DOCUMENT SECTION
There are many ways you can invest your money to try and make a return.  Some people don’t like taking risks with their hard earned money and won’t look any further than cash based accounts.  Those that do like to take risks with their money can usually be split into two different categories; those who buy property and those who make investments.

 

The factors that decide which of these two categories people fall into are usually down to psychological factors such as their own knowledge of the markets, the articles they read, the television shows they watch, their past experiences and the success that their friends or family have had.

 

What should really determine which category they fall into are things such as the level and type of risks they are willing to take, their employment status, their income, their overall wealth and their future plans and goals.  These are the real factors which should lead the way when making decisions.

 

There are dozens of pros and cons with both options and it can sometimes be hard to gather all of the information and work out which way is right for you.  I think the best place to start if you are looking to buy a house as an investment, is to ask ‘what if the worst happened?’ type questions.  Questions such as, ‘How could you cope if the tenant didn’t pay their rent for three months, then it took another three months to get them evicted, you have to pay to redecorate the property, advertise it and then wait another 3 months to find a new tenant?’.  You need to think about whether it is the right time in your life to be taking these sorts of chances.  If it isn’t the right time, you need to be looking at your other options.

 

One alternative is to invest into a property investment fund.  That way your money is invested into a fund which owns a selection of properties.  The risk of losing rental income from your own and only property is removed, and therefore doesn’t impact on your standard of living.  There are different risks involved, and the potential rewards may not be as high, but it may be a more suitable route to invest for you depending on your own personal circumstances.

TASK 1
Reproduce the records starting with the line that contains "Patent image size: (989, 845)." and going on through the line that contains "The outer crash stop 14 is at (670, 542).".

DATA ROWS
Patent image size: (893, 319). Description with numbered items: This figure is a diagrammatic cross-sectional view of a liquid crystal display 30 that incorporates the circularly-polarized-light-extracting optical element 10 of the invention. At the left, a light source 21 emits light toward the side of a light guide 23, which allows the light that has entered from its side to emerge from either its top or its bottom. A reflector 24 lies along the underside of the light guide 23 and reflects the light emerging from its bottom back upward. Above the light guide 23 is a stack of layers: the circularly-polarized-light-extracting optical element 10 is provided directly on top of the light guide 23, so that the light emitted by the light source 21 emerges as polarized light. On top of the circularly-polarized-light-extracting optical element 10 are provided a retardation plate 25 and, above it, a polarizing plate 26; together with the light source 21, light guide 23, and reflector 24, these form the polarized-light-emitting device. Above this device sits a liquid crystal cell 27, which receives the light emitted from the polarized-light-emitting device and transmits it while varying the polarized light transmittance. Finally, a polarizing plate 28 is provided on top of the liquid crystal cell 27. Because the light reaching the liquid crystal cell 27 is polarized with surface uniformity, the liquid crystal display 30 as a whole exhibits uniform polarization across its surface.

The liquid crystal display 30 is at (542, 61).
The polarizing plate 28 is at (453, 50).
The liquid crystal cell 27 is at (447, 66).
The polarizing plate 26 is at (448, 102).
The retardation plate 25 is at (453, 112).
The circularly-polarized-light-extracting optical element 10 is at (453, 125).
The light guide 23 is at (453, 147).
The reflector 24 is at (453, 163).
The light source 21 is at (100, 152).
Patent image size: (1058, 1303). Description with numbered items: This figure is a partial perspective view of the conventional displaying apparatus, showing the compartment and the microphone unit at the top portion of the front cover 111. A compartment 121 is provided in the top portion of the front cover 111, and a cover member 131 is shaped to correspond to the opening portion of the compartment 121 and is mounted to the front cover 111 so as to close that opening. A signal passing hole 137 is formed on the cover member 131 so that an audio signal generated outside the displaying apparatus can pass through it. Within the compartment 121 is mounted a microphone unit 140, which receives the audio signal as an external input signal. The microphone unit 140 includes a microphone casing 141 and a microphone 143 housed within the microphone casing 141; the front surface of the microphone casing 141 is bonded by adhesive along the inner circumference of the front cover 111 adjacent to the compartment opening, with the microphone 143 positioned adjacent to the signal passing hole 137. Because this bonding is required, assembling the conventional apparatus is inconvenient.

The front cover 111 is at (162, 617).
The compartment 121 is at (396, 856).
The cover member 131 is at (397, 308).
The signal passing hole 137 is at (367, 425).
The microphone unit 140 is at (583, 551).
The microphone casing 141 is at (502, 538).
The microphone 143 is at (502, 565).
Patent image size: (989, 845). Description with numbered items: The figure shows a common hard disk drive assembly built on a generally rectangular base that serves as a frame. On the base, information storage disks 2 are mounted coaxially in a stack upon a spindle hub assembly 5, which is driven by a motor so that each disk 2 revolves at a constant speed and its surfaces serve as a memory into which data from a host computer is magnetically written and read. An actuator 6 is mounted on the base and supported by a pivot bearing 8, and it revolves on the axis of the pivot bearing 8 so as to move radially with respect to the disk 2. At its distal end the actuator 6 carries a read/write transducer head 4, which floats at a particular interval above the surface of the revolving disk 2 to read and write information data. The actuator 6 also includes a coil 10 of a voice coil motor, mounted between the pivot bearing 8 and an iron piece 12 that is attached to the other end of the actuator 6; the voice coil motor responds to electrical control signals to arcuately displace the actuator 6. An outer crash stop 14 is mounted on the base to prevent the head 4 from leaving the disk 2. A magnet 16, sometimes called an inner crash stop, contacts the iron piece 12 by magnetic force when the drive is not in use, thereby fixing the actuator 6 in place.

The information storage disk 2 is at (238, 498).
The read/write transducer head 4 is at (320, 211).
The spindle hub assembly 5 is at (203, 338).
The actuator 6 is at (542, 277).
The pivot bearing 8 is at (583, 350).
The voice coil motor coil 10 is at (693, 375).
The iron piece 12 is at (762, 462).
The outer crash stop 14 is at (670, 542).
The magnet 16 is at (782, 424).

--

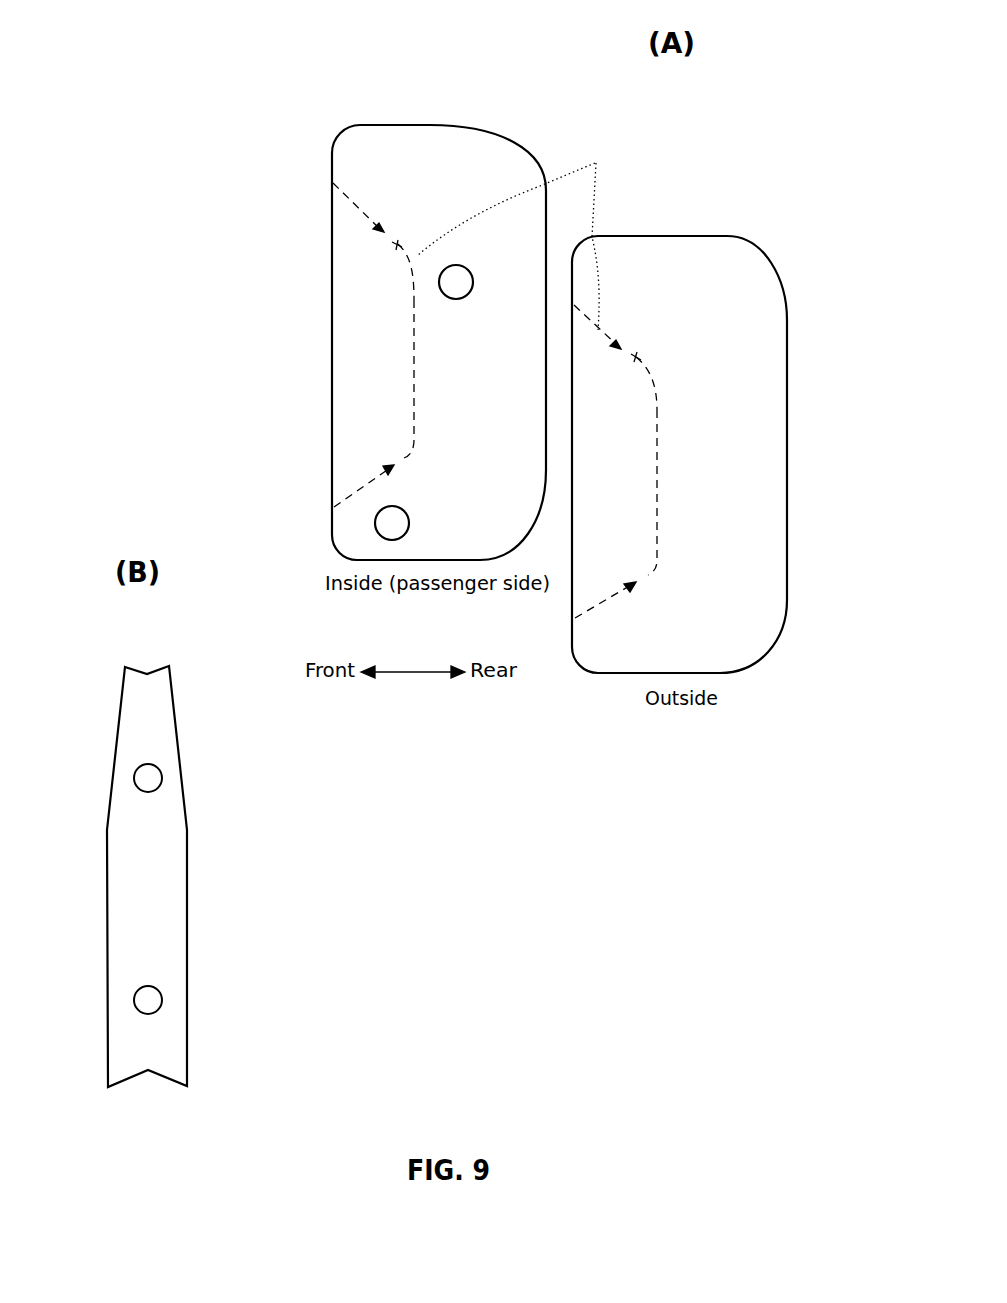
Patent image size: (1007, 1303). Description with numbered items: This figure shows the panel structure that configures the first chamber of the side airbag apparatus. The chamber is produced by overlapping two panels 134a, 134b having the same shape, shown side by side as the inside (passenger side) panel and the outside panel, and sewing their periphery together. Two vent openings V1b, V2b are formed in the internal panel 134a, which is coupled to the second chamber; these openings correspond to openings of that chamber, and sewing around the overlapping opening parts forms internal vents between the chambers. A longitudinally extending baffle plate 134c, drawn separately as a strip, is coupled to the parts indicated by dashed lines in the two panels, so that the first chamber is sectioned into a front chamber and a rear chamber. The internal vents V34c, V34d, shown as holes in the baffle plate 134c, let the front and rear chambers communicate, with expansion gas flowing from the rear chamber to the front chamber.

TASK 2
Write out the investment text again starting with "There are dozens" and going on through "your other options.", and switch "tenant" to "renter" each time it appears.

FINAL RESULT 1
Patent image size: (989, 845). Description with numbered items: The figure shows a common hard disk drive assembly built on a generally rectangular base that serves as a frame. On the base, information storage disks 2 are mounted coaxially in a stack upon a spindle hub assembly 5, which is driven by a motor so that each disk 2 revolves at a constant speed and its surfaces serve as a memory into which data from a host computer is magnetically written and read. An actuator 6 is mounted on the base and supported by a pivot bearing 8, and it revolves on the axis of the pivot bearing 8 so as to move radially with respect to the disk 2. At its distal end the actuator 6 carries a read/write transducer head 4, which floats at a particular interval above the surface of the revolving disk 2 to read and write information data. The actuator 6 also includes a coil 10 of a voice coil motor, mounted between the pivot bearing 8 and an iron piece 12 that is attached to the other end of the actuator 6; the voice coil motor responds to electrical control signals to arcuately displace the actuator 6. An outer crash stop 14 is mounted on the base to prevent the head 4 from leaving the disk 2. A magnet 16, sometimes called an inner crash stop, contacts the iron piece 12 by magnetic force when the drive is not in use, thereby fixing the actuator 6 in place.

The information storage disk 2 is at (238, 498).
The read/write transducer head 4 is at (320, 211).
The spindle hub assembly 5 is at (203, 338).
The actuator 6 is at (542, 277).
The pivot bearing 8 is at (583, 350).
The voice coil motor coil 10 is at (693, 375).
The iron piece 12 is at (762, 462).
The outer crash stop 14 is at (670, 542).

FINAL RESULT 2
There are dozens of pros and cons with both options and it can sometimes be hard to gather all of the information and work out which way is right for you.  I think the best place to start if you are looking to buy a house as an investment, is to ask ‘what if the worst happened?’ type questions.  Questions such as, ‘How could you cope if the renter didn’t pay their rent for three months, then it took another three months to get them evicted, you have to pay to redecorate the property, advertise it and then wait another 3 months to find a new renter?’.  You need to think about whether it is the right time in your life to be taking these sorts of chances.  If it isn’t the right time, you need to be looking at your other options.